START Rows
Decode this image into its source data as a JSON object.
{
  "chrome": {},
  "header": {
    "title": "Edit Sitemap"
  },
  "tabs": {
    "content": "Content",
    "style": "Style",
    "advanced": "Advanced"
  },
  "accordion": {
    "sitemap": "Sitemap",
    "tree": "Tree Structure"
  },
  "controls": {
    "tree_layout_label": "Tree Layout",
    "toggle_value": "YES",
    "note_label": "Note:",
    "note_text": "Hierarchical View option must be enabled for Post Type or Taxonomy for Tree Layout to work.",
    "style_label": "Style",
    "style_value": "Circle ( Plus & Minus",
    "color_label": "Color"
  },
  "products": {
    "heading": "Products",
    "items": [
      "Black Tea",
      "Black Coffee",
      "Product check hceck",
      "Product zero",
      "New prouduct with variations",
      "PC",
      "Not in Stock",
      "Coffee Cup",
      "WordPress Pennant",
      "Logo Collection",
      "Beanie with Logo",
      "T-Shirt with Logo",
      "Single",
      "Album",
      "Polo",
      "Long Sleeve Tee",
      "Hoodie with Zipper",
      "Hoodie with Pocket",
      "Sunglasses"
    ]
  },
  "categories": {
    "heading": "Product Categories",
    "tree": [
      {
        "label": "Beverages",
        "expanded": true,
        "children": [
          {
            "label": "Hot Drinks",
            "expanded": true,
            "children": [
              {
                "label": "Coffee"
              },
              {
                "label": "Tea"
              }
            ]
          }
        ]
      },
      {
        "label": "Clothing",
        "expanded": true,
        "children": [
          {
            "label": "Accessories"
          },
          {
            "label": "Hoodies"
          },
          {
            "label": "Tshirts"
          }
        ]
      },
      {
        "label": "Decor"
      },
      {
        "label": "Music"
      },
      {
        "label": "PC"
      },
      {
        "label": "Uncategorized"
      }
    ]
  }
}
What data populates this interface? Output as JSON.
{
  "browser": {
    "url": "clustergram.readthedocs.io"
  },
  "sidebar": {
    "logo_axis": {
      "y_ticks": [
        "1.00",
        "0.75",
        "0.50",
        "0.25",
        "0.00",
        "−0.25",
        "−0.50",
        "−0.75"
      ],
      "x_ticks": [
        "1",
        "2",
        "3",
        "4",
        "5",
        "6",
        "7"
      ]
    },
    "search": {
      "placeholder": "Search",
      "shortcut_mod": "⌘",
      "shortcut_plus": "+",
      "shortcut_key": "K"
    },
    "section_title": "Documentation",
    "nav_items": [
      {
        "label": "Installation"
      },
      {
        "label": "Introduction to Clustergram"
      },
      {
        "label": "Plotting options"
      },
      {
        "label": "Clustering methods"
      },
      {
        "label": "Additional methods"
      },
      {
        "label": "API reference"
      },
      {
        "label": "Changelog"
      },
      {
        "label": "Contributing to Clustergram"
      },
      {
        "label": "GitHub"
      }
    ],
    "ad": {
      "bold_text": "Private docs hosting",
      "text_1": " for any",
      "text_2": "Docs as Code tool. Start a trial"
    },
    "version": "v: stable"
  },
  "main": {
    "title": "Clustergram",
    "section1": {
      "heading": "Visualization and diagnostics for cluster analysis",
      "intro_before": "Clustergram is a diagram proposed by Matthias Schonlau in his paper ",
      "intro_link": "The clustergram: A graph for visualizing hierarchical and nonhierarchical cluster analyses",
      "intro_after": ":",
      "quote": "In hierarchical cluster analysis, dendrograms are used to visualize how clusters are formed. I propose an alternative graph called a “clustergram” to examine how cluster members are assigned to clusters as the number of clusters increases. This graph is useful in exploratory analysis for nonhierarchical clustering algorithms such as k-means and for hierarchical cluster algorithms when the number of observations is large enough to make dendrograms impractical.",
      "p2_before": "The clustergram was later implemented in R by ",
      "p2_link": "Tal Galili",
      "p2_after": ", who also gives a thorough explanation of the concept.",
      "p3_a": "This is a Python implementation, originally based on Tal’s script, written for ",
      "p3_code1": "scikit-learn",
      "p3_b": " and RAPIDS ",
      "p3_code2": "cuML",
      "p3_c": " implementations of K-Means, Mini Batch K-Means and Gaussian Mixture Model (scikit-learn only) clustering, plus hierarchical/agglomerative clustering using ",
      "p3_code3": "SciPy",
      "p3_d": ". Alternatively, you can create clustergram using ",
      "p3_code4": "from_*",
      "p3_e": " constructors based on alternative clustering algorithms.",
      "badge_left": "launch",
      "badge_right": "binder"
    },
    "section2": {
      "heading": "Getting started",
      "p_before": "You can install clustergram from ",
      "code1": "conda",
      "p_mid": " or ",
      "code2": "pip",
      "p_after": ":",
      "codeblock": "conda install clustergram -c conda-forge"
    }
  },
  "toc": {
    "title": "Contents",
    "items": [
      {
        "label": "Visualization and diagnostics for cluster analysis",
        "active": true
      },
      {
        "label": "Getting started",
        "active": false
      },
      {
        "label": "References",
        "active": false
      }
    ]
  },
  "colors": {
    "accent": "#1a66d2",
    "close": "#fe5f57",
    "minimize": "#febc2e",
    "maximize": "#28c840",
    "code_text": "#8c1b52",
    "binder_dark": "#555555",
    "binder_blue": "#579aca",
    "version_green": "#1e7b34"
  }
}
END Rows
> Problem:
Search the records for the word "true", then list every line that has it.

> Reply:
        "expanded": true,
            "expanded": true,
        "expanded": true,
        "active": true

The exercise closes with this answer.